- SOURCE DATA -
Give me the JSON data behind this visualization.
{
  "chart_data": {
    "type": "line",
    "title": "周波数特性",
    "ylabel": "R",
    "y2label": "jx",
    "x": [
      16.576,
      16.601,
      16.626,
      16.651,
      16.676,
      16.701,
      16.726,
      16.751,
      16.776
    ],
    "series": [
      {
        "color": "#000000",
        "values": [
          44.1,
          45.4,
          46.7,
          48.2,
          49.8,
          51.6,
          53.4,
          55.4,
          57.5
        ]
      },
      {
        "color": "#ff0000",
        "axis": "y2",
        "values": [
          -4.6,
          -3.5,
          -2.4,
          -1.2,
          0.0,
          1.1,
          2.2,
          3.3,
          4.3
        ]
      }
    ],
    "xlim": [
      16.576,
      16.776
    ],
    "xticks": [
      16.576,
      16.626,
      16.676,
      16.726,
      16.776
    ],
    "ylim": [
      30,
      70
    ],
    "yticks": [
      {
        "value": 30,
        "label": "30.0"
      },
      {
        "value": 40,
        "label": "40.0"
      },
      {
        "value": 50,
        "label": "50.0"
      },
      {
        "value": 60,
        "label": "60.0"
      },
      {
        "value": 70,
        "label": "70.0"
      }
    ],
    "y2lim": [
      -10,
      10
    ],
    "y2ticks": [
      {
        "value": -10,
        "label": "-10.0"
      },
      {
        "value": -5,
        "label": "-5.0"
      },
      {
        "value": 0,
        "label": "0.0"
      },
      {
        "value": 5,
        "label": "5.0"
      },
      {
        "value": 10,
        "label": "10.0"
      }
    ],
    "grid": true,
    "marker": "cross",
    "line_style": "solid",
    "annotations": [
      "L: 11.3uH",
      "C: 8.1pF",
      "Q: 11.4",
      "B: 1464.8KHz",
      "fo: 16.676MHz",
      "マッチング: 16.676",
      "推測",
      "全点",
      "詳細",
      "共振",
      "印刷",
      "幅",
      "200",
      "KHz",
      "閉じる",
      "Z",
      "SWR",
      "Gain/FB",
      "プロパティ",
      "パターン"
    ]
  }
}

- TASK STATEMENT -
Extract all of the material exactly as it is written.

- SOLUTION TO THIS TASK -
Give me the JSON data behind this visualization.
{
  "chart_data": {
    "type": "line",
    "title": "周波数特性",
    "ylabel": "R",
    "y2label": "jx",
    "x": [
      16.576,
      16.601,
      16.626,
      16.651,
      16.676,
      16.701,
      16.726,
      16.751,
      16.776
    ],
    "series": [
      {
        "color": "#000000",
        "values": [
          44.1,
          45.4,
          46.7,
          48.2,
          49.8,
          51.6,
          53.4,
          55.4,
          57.5
        ]
      },
      {
        "color": "#ff0000",
        "axis": "y2",
        "values": [
          -4.6,
          -3.5,
          -2.4,
          -1.2,
          0.0,
          1.1,
          2.2,
          3.3,
          4.3
        ]
      }
    ],
    "xlim": [
      16.576,
      16.776
    ],
    "xticks": [
      16.576,
      16.626,
      16.676,
      16.726,
      16.776
    ],
    "ylim": [
      30,
      70
    ],
    "yticks": [
      {
        "value": 30,
        "label": "30.0"
      },
      {
        "value": 40,
        "label": "40.0"
      },
      {
        "value": 50,
        "label": "50.0"
      },
      {
        "value": 60,
        "label": "60.0"
      },
      {
        "value": 70,
        "label": "70.0"
      }
    ],
    "y2lim": [
      -10,
      10
    ],
    "y2ticks": [
      {
        "value": -10,
        "label": "-10.0"
      },
      {
        "value": -5,
        "label": "-5.0"
      },
      {
        "value": 0,
        "label": "0.0"
      },
      {
        "value": 5,
        "label": "5.0"
      },
      {
        "value": 10,
        "label": "10.0"
      }
    ],
    "grid": true,
    "marker": "cross",
    "line_style": "solid",
    "annotations": [
      "L: 11.3uH",
      "C: 8.1pF",
      "Q: 11.4",
      "B: 1464.8KHz",
      "fo: 16.676MHz",
      "マッチング: 16.676",
      "推測",
      "全点",
      "詳細",
      "共振",
      "印刷",
      "幅",
      "200",
      "KHz",
      "閉じる",
      "Z",
      "SWR",
      "Gain/FB",
      "プロパティ",
      "パターン"
    ]
  }
}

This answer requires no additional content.